(ENTRIES PROVIDED begins)

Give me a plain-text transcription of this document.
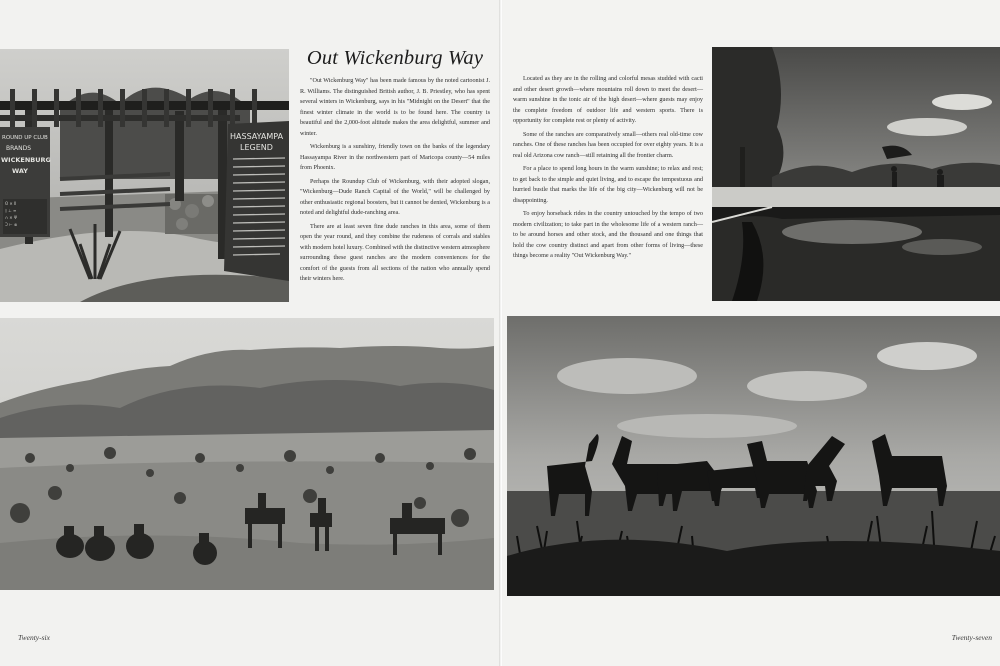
ʘ ✕ Ⅱ
◊ ⊥ ≡
∩ ✕ Ψ
Ɔ ⊢ ⊗
ROUND UP CLUB
BRANDS
WICKENBURG
WAY
HASSAYAMPA
LEGEND
Out Wickenburg Way

"Out Wickenburg Way" has been made famous by the noted cartoonist J. R. Williams. The distinguished British author, J. B. Priestley, who has spent several winters in Wickenburg, says in his "Midnight on the Desert" that the finest winter climate in the world is to be found here. The country is beautiful and the 2,000-foot altitude makes the area delightful, summer and winter.

Wickenburg is a sunshiny, friendly town on the banks of the legendary Hassayampa River in the northwestern part of Maricopa county—54 miles from Phoenix.

Perhaps the Roundup Club of Wickenburg, with their adopted slogan, "Wickenburg—Dude Ranch Capital of the World," will be challenged by other enthusiastic regional boosters, but it cannot be denied, Wickenburg is a noted and delightful dude-ranching area.

There are at least seven fine dude ranches in this area, some of them open the year round, and they combine the rudeness of corrals and stables with modern hotel luxury. Combined with the distinctive western atmosphere surrounding these guest ranches are the modern conveniences for the comfort of the guests from all sections of the nation who annually spend their winters here.

Twenty-six

Located as they are in the rolling and colorful mesas studded with cacti and other desert growth—where mountains roll down to meet the desert—warm sunshine in the tonic air of the high desert—where guests may enjoy the complete freedom of outdoor life and western sports. There is opportunity for complete rest or plenty of activity.

Some of the ranches are comparatively small—others real old-time cow ranches. One of these ranches has been occupied for over eighty years. It is a real old Arizona cow ranch—still retaining all the frontier charm.

For a place to spend long hours in the warm sunshine; to relax and rest; to get back to the simple and quiet living, and to escape the tempestuous and hurried bustle that marks the life of the big city—Wickenburg will not be disappointing.

To enjoy horseback rides in the country untouched by the tempo of two modern civilization; to take part in the wholesome life of a western ranch—to be around horses and other stock, and the thousand and one things that hold the cow country distinct and apart from other forms of living—these things become a reality "Out Wickenburg Way."

Twenty-seven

(ENTRIES PROVIDED ends)

Each record above must be retyped exactly, minus its pictures.

EXPECTED ANSWER:
Give me a plain-text transcription of this document.
ʘ ✕ Ⅱ
◊ ⊥ ≡
∩ ✕ Ψ
Ɔ ⊢ ⊗
ROUND UP CLUB
BRANDS
WICKENBURG
WAY
HASSAYAMPA
LEGEND
Out Wickenburg Way

"Out Wickenburg Way" has been made famous by the noted cartoonist J. R. Williams. The distinguished British author, J. B. Priestley, who has spent several winters in Wickenburg, says in his "Midnight on the Desert" that the finest winter climate in the world is to be found here. The country is beautiful and the 2,000-foot altitude makes the area delightful, summer and winter.

Wickenburg is a sunshiny, friendly town on the banks of the legendary Hassayampa River in the northwestern part of Maricopa county—54 miles from Phoenix.

Perhaps the Roundup Club of Wickenburg, with their adopted slogan, "Wickenburg—Dude Ranch Capital of the World," will be challenged by other enthusiastic regional boosters, but it cannot be denied, Wickenburg is a noted and delightful dude-ranching area.

There are at least seven fine dude ranches in this area, some of them open the year round, and they combine the rudeness of corrals and stables with modern hotel luxury. Combined with the distinctive western atmosphere surrounding these guest ranches are the modern conveniences for the comfort of the guests from all sections of the nation who annually spend their winters here.

Twenty-six

Located as they are in the rolling and colorful mesas studded with cacti and other desert growth—where mountains roll down to meet the desert—warm sunshine in the tonic air of the high desert—where guests may enjoy the complete freedom of outdoor life and western sports. There is opportunity for complete rest or plenty of activity.

Some of the ranches are comparatively small—others real old-time cow ranches. One of these ranches has been occupied for over eighty years. It is a real old Arizona cow ranch—still retaining all the frontier charm.

For a place to spend long hours in the warm sunshine; to relax and rest; to get back to the simple and quiet living, and to escape the tempestuous and hurried bustle that marks the life of the big city—Wickenburg will not be disappointing.

To enjoy horseback rides in the country untouched by the tempo of two modern civilization; to take part in the wholesome life of a western ranch—to be around horses and other stock, and the thousand and one things that hold the cow country distinct and apart from other forms of living—these things become a reality "Out Wickenburg Way."

Twenty-seven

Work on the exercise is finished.